**Dataset**
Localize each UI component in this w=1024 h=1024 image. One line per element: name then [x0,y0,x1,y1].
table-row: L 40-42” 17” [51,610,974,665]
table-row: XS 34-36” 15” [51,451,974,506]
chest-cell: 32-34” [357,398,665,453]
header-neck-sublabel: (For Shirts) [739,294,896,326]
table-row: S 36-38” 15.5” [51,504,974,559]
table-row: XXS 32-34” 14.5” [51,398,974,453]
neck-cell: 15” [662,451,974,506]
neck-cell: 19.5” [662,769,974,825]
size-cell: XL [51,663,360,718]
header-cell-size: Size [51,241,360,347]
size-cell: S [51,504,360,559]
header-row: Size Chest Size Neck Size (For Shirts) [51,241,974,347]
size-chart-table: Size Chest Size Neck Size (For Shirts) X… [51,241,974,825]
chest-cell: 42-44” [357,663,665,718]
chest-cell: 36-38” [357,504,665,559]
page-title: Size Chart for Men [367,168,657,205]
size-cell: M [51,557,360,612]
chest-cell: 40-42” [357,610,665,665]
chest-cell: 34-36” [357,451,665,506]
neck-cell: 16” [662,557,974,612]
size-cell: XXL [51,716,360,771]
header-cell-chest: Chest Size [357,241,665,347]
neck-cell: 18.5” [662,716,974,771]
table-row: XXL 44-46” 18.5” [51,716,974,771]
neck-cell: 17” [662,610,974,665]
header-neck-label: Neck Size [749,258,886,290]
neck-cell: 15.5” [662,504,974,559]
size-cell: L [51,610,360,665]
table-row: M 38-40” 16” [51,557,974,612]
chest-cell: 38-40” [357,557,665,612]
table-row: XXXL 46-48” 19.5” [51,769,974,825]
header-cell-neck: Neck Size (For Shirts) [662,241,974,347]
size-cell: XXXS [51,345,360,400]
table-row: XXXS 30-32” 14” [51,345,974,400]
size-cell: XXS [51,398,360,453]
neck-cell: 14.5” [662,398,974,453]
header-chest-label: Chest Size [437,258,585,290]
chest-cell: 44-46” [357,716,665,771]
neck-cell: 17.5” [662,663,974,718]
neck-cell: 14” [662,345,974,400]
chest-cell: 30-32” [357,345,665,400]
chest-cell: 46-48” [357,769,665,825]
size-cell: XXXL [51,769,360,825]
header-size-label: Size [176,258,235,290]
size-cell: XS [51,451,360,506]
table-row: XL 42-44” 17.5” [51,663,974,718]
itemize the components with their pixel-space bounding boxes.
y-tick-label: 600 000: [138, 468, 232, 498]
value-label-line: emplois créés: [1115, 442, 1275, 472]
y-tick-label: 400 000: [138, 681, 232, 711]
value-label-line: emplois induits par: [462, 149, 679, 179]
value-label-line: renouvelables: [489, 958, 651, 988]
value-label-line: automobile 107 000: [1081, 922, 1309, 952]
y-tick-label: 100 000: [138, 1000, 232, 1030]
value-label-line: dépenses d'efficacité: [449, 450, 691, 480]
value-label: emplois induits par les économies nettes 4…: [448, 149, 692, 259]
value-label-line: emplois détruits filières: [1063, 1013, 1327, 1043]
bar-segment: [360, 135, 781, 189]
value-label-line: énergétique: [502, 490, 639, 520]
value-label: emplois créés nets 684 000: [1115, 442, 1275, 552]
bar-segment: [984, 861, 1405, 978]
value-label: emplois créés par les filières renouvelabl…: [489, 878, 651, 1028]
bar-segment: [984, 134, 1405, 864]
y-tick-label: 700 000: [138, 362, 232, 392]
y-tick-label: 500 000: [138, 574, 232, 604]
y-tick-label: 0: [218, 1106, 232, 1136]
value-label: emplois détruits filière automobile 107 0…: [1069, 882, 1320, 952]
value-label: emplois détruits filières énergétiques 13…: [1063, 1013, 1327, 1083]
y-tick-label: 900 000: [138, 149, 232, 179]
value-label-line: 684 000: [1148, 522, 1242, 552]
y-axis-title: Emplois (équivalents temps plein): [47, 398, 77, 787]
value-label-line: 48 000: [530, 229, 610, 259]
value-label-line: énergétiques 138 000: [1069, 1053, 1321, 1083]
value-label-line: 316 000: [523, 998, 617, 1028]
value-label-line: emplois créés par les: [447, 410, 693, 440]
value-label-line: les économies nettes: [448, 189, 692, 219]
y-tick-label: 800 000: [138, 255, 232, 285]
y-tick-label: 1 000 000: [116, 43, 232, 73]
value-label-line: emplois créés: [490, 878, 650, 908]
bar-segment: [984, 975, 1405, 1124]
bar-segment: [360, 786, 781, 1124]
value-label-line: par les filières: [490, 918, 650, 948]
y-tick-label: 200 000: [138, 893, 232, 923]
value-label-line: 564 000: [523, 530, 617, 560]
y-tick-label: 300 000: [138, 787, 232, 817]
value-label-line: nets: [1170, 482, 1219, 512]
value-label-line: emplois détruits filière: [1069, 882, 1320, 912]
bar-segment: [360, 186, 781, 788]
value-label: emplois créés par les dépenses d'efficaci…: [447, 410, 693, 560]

**Required task**
Reproduce all of the records above, swapping every "neck-cell" for "neck-entry" and keeping everything else the same.

**Response to the task**
Localize each UI component in this w=1024 h=1024 image. One line per element: name then [x0,y0,x1,y1].
table-row: L 40-42” 17” [51,610,974,665]
table-row: XS 34-36” 15” [51,451,974,506]
chest-cell: 32-34” [357,398,665,453]
header-neck-sublabel: (For Shirts) [739,294,896,326]
table-row: S 36-38” 15.5” [51,504,974,559]
table-row: XXS 32-34” 14.5” [51,398,974,453]
neck-entry: 15” [662,451,974,506]
neck-entry: 19.5” [662,769,974,825]
size-cell: XL [51,663,360,718]
header-cell-size: Size [51,241,360,347]
size-cell: S [51,504,360,559]
header-row: Size Chest Size Neck Size (For Shirts) [51,241,974,347]
size-chart-table: Size Chest Size Neck Size (For Shirts) X… [51,241,974,825]
chest-cell: 42-44” [357,663,665,718]
chest-cell: 36-38” [357,504,665,559]
page-title: Size Chart for Men [367,168,657,205]
size-cell: M [51,557,360,612]
chest-cell: 40-42” [357,610,665,665]
chest-cell: 34-36” [357,451,665,506]
neck-entry: 16” [662,557,974,612]
size-cell: XXL [51,716,360,771]
header-cell-chest: Chest Size [357,241,665,347]
neck-entry: 18.5” [662,716,974,771]
table-row: XXL 44-46” 18.5” [51,716,974,771]
neck-entry: 17” [662,610,974,665]
header-neck-label: Neck Size [749,258,886,290]
neck-entry: 15.5” [662,504,974,559]
size-cell: L [51,610,360,665]
table-row: M 38-40” 16” [51,557,974,612]
chest-cell: 38-40” [357,557,665,612]
table-row: XXXL 46-48” 19.5” [51,769,974,825]
header-cell-neck: Neck Size (For Shirts) [662,241,974,347]
size-cell: XXXS [51,345,360,400]
table-row: XXXS 30-32” 14” [51,345,974,400]
size-cell: XXS [51,398,360,453]
neck-entry: 14.5” [662,398,974,453]
header-chest-label: Chest Size [437,258,585,290]
chest-cell: 44-46” [357,716,665,771]
neck-entry: 17.5” [662,663,974,718]
neck-entry: 14” [662,345,974,400]
chest-cell: 30-32” [357,345,665,400]
chest-cell: 46-48” [357,769,665,825]
size-cell: XXXL [51,769,360,825]
header-size-label: Size [176,258,235,290]
size-cell: XS [51,451,360,506]
table-row: XL 42-44” 17.5” [51,663,974,718]
itemize the components with their pixel-space bounding boxes.
y-tick-label: 600 000: [138, 468, 232, 498]
value-label-line: emplois créés: [1115, 442, 1275, 472]
y-tick-label: 400 000: [138, 681, 232, 711]
value-label-line: emplois induits par: [462, 149, 679, 179]
value-label-line: renouvelables: [489, 958, 651, 988]
value-label-line: automobile 107 000: [1081, 922, 1309, 952]
y-tick-label: 100 000: [138, 1000, 232, 1030]
value-label-line: dépenses d'efficacité: [449, 450, 691, 480]
value-label: emplois induits par les économies nettes 4…: [448, 149, 692, 259]
value-label-line: emplois détruits filières: [1063, 1013, 1327, 1043]
bar-segment: [360, 135, 781, 189]
value-label-line: énergétique: [502, 490, 639, 520]
value-label: emplois créés nets 684 000: [1115, 442, 1275, 552]
bar-segment: [984, 861, 1405, 978]
value-label: emplois créés par les filières renouvelabl…: [489, 878, 651, 1028]
bar-segment: [984, 134, 1405, 864]
y-tick-label: 700 000: [138, 362, 232, 392]
y-tick-label: 500 000: [138, 574, 232, 604]
y-tick-label: 0: [218, 1106, 232, 1136]
value-label: emplois détruits filière automobile 107 0…: [1069, 882, 1320, 952]
value-label: emplois détruits filières énergétiques 13…: [1063, 1013, 1327, 1083]
y-tick-label: 900 000: [138, 149, 232, 179]
value-label-line: 684 000: [1148, 522, 1242, 552]
y-axis-title: Emplois (équivalents temps plein): [47, 398, 77, 787]
value-label-line: 48 000: [530, 229, 610, 259]
value-label-line: énergétiques 138 000: [1069, 1053, 1321, 1083]
value-label-line: 316 000: [523, 998, 617, 1028]
value-label-line: emplois créés par les: [447, 410, 693, 440]
value-label-line: les économies nettes: [448, 189, 692, 219]
y-tick-label: 800 000: [138, 255, 232, 285]
y-tick-label: 1 000 000: [116, 43, 232, 73]
value-label-line: emplois créés: [490, 878, 650, 908]
bar-segment: [984, 975, 1405, 1124]
bar-segment: [360, 786, 781, 1124]
value-label-line: par les filières: [490, 918, 650, 948]
y-tick-label: 200 000: [138, 893, 232, 923]
value-label-line: 564 000: [523, 530, 617, 560]
y-tick-label: 300 000: [138, 787, 232, 817]
value-label-line: nets: [1170, 482, 1219, 512]
value-label-line: emplois détruits filière: [1069, 882, 1320, 912]
bar-segment: [360, 186, 781, 788]
value-label: emplois créés par les dépenses d'efficaci…: [447, 410, 693, 560]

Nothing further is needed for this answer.